Directive | Copy exactly the lines from the one containing "Read this page and output its text content." through the last line of the records below, including both, and leave out any pictures.

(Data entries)
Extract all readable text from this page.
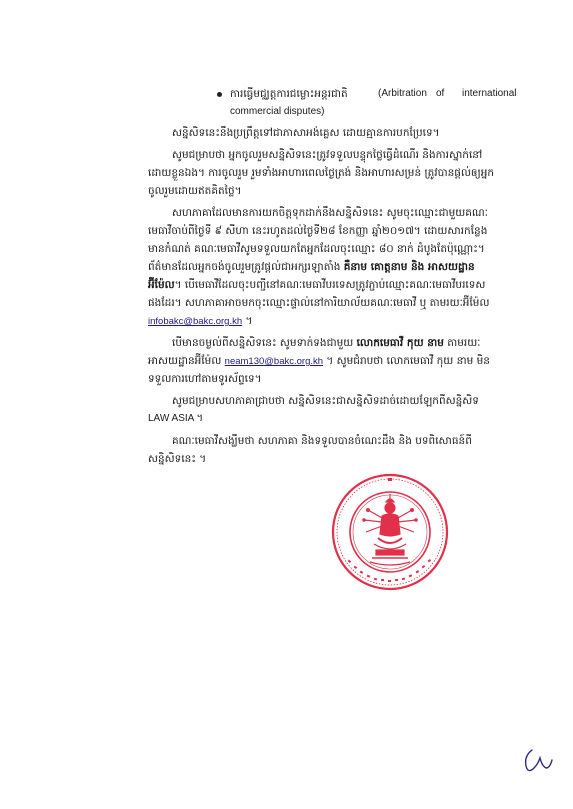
ការធ្វើមជ្ឈត្តការជម្លោះអន្តរជាតិ	(Arbitration of international
commercial disputes)
សន្និសិទនេះនឹងប្រព្រឹត្តទៅជាភាសាអង់គ្លេស ដោយគ្មានការបកប្រែទេ។
សូមជម្រាបថា អ្នកចូលរួមសន្និសិទនេះត្រូវទទួលបន្ទុកថ្លៃធ្វើដំណើរ និងការស្នាក់នៅ
ដោយខ្លួនឯង។ ការចូលរួម រួមទាំងអាហារពេលថ្ងៃត្រង់ និងអាហារសម្រន់ ត្រូវបានផ្តល់ឲ្យអ្នក
ចូលរួមដោយឥតគិតថ្លៃ។
សហភាគាដែលមានការយកចិត្តទុកដាក់នឹងសន្និសិទនេះ សូមចុះឈ្មោះជាមួយគណៈ
មេធាវីចាប់ពីថ្ងៃទី ៩ សីហា នេះរហូតដល់ថ្ងៃទី២៨ ខែកញ្ញា ឆ្នាំ២០១៧។ ដោយសារកន្លែង
មានកំណត់ គណៈមេធាវីសូមទទួលយកតែអ្នកដែលចុះឈ្មោះ ៨០ នាក់ ដំបូងតែប៉ុណ្ណោះ។
ព័ត៌មានដែលអ្នកចង់ចូលរួមត្រូវផ្តល់ជាអក្សរឡាតាំង គឺនាម គោត្តនាម និង អាសយដ្ឋាន
អ៊ីម៉ែល។ បើមេធាវីដែលចុះបញ្ជីនៅគណៈមេធាវីបរទេសត្រូវភ្ជាប់ឈ្មោះគណៈមេធាវីបរទេស
ផងដែរ។ សហភាគាអាចមកចុះឈ្មោះផ្ទាល់នៅការិយាល័យគណៈមេធាវី ឬ តាមរយៈអ៊ីម៉ែល
infobakc@bakc.org.kh ។
បើមានចម្ងល់ពីសន្និសិទនេះ សូមទាក់ទងជាមួយ លោកមេធាវី កុយ នាម តាមរយៈ
អាសយដ្ឋានអ៊ីម៉ែល neam130@bakc.org.kh ។ សូមជំរាបថា លោកមេធាវី កុយ នាម មិន
ទទួលការហៅតាមទូរស័ព្ទទេ។
សូមជម្រាបសហភាគាជ្រាបថា សន្និសិទនេះជាសន្និសិទដាច់ដោយឡែកពីសន្និសិទ
LAW ASIA ។
គណៈមេធាវីសង្ឃឹមថា សហភាគា និងទទួលបានចំណេះដឹង និង បទពិសោធន៍ពី
សន្និសិទនេះ ។
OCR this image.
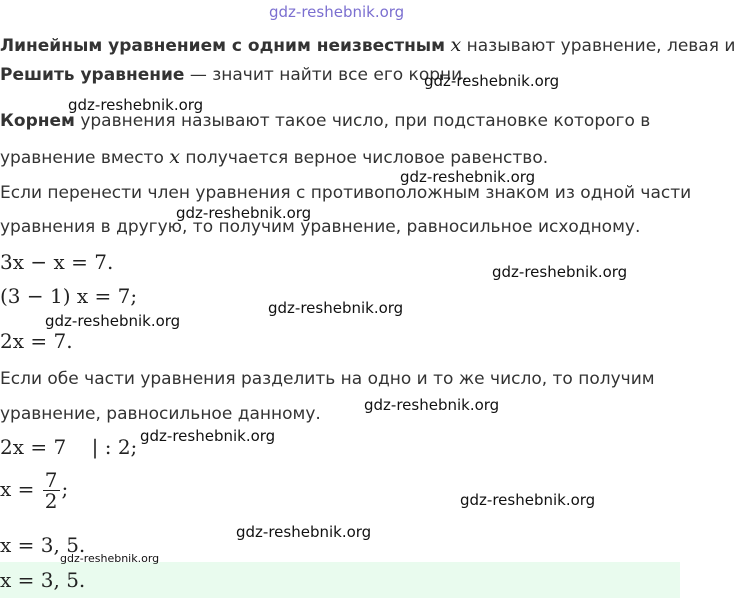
gdz-reshebnik.org
Линейным уравнением с одним неизвестным x называют уравнение, левая и
Решить уравнение — значит найти все его корни.
Корнем уравнения называют такое число, при подстановке которого в
уравнение вместо x получается верное числовое равенство.
Если перенести член уравнения с противоположным знаком из одной части
уравнения в другую, то получим уравнение, равносильное исходному.
3x − x = 7.
(3 − 1) x = 7;
2x = 7.
Если обе части уравнения разделить на одно и то же число, то получим
уравнение, равносильное данному.
2x = 7    | : 2;
$x = \frac{7}{2}$ ;
x = 3, 5.
x = 3, 5.
gdz-reshebnik.org
gdz-reshebnik.org
gdz-reshebnik.org
gdz-reshebnik.org
gdz-reshebnik.org
gdz-reshebnik.org
gdz-reshebnik.org
gdz-reshebnik.org
gdz-reshebnik.org
gdz-reshebnik.org
gdz-reshebnik.org
gdz-reshebnik.org
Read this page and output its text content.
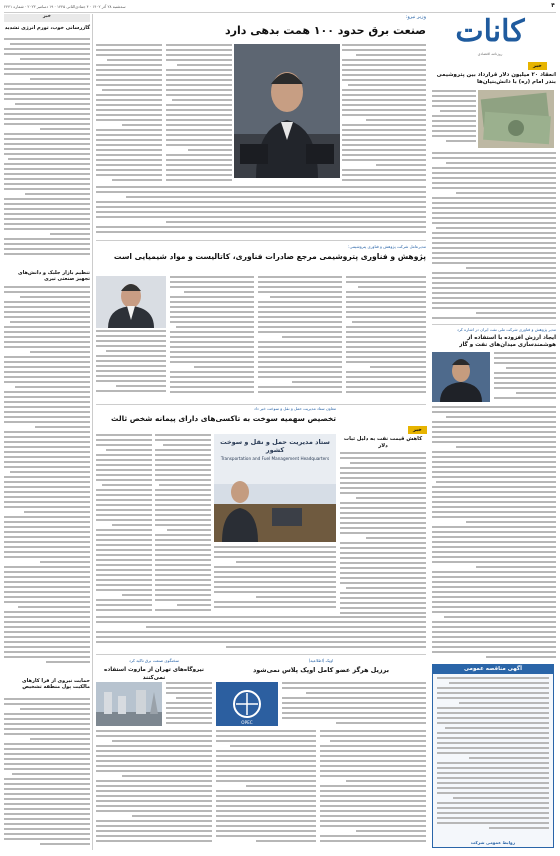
سه‌شنبه ۲۸ آذر ۱۴۰۲ · ۴ جمادی‌الثانی ۱۴۴۵ · ۱۹ دسامبر ۲۰۲۳ · شماره ۲۴۴۱	۴
کانات
روزنامه اقتصادی
خبر
گازرسانی خوب، تورم انرژی تشدید
تنظیم بازار جلبک و دانش‌های تجهیز صنعتی تیری
حمایت نیروی از فرا کارهای مالکیت پول منطقه تشخیص
وزیر نیرو:
صنعت برق حدود ۱۰۰ همت بدهی دارد
خبر
انعقاد ۲۰ میلیون دلار قرارداد بین پتروشیمی بندر امام (ره) با دانش‌بنیان‌ها
مدیرعامل شرکت پژوهش و فناوری پتروشیمی:
پژوهش و فناوری پتروشیمی مرجع صادرات فناوری، کاتالیست و مواد شیمیایی است
مدیر پژوهش و فناوری شرکت ملی نفت ایران در اشاره کرد
ایجاد ارزش افزوده با استفاده از هوشمندسازی میدان‌های نفت و گاز
معاون ستاد مدیریت حمل و نقل و سوخت خبر داد
تخصیص سهمیه سوخت به تاکسی‌های دارای پیمانه شخص ثالث
ستاد مدیریت حمل و نقل و سوخت کشور
Transportation and Fuel Management Headquarters
خبر
کاهش قیمت نفت به دلیل ثبات دلار
سخنگوی صنعت برق تاکید کرد
نیروگاه‌های تهران از مازوت استفاده نمی‌کنند
اوپک (اطلاعیه)
برزیل هرگز عضو کامل اوپک پلاس نمی‌شود
OPEC
آگهی مناقصه عمومی
روابط عمومی شرکت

Solved exercise |
Read this page and output its text content.
سه‌شنبه ۲۸ آذر ۱۴۰۲ · ۴ جمادی‌الثانی ۱۴۴۵ · ۱۹ دسامبر ۲۰۲۳ · شماره ۲۴۴۱	۴
کانات
روزنامه اقتصادی
خبر
گازرسانی خوب، تورم انرژی تشدید
تنظیم بازار جلبک و دانش‌های تجهیز صنعتی تیری
حمایت نیروی از فرا کارهای مالکیت پول منطقه تشخیص
وزیر نیرو:
صنعت برق حدود ۱۰۰ همت بدهی دارد
خبر
انعقاد ۲۰ میلیون دلار قرارداد بین پتروشیمی بندر امام (ره) با دانش‌بنیان‌ها
مدیرعامل شرکت پژوهش و فناوری پتروشیمی:
پژوهش و فناوری پتروشیمی مرجع صادرات فناوری، کاتالیست و مواد شیمیایی است
مدیر پژوهش و فناوری شرکت ملی نفت ایران در اشاره کرد
ایجاد ارزش افزوده با استفاده از هوشمندسازی میدان‌های نفت و گاز
معاون ستاد مدیریت حمل و نقل و سوخت خبر داد
تخصیص سهمیه سوخت به تاکسی‌های دارای پیمانه شخص ثالث
ستاد مدیریت حمل و نقل و سوخت کشور
Transportation and Fuel Management Headquarters
خبر
کاهش قیمت نفت به دلیل ثبات دلار
سخنگوی صنعت برق تاکید کرد
نیروگاه‌های تهران از مازوت استفاده نمی‌کنند
اوپک (اطلاعیه)
برزیل هرگز عضو کامل اوپک پلاس نمی‌شود
OPEC
آگهی مناقصه عمومی
روابط عمومی شرکت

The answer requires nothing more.